**What is needed**
List all the lines in these records that hold "from".

-------- Supplied records

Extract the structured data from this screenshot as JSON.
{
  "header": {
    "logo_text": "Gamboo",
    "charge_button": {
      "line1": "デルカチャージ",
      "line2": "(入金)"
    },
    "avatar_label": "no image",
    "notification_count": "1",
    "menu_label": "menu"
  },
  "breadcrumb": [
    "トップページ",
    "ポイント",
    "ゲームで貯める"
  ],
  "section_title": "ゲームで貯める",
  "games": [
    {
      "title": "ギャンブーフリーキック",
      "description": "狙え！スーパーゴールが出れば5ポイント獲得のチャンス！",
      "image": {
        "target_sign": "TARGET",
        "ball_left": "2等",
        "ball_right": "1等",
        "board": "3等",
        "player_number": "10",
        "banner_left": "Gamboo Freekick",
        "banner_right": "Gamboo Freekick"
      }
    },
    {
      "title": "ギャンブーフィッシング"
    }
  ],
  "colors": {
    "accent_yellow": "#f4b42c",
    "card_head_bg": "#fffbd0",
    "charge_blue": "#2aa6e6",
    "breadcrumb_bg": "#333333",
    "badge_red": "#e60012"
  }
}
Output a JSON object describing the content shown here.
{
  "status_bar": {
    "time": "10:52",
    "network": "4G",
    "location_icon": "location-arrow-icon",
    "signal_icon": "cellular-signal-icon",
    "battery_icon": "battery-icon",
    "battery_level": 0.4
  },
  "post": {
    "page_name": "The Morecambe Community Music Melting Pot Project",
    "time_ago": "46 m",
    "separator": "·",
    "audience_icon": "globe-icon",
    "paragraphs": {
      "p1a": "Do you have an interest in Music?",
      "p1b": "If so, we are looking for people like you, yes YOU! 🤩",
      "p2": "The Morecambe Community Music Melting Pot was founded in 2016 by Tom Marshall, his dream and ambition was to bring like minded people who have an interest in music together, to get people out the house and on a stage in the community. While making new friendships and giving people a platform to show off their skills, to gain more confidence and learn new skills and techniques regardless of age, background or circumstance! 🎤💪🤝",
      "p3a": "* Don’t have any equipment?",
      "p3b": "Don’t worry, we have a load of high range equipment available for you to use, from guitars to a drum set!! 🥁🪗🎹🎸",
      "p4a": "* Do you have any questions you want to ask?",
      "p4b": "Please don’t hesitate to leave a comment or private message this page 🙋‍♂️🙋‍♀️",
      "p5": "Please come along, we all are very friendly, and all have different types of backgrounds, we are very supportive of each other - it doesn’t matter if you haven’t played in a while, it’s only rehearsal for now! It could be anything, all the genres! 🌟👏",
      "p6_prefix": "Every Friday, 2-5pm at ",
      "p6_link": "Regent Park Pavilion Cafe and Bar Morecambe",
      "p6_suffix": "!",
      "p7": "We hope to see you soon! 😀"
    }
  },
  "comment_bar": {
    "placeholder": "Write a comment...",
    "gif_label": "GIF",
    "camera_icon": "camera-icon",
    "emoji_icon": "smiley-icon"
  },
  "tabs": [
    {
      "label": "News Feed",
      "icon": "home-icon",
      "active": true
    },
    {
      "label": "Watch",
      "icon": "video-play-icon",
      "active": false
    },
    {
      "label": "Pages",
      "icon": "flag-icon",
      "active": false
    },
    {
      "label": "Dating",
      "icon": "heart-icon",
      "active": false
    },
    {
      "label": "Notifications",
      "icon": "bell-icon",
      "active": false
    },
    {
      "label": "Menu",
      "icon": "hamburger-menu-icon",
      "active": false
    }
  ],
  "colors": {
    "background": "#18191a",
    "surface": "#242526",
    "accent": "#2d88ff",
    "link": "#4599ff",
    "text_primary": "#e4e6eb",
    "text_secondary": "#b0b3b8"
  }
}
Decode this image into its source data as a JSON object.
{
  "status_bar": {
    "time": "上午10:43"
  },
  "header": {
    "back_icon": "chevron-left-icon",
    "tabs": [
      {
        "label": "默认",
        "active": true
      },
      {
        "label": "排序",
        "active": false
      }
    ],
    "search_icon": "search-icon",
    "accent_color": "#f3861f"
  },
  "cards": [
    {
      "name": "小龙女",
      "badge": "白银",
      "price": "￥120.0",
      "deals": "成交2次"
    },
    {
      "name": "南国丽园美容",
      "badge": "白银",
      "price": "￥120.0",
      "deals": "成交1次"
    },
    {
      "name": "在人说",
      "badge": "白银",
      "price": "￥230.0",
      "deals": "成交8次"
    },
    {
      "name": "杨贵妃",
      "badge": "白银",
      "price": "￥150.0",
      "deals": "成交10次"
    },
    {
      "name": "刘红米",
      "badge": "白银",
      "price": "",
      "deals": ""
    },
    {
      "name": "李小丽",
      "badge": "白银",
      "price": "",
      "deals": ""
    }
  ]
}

----------------

**Solution for this task**
Extract the structured data from this screenshot as JSON.
      "p3b": "Don’t worry, we have a load of high range equipment available for you to use, from guitars to a drum set!! 🥁🪗🎹🎸",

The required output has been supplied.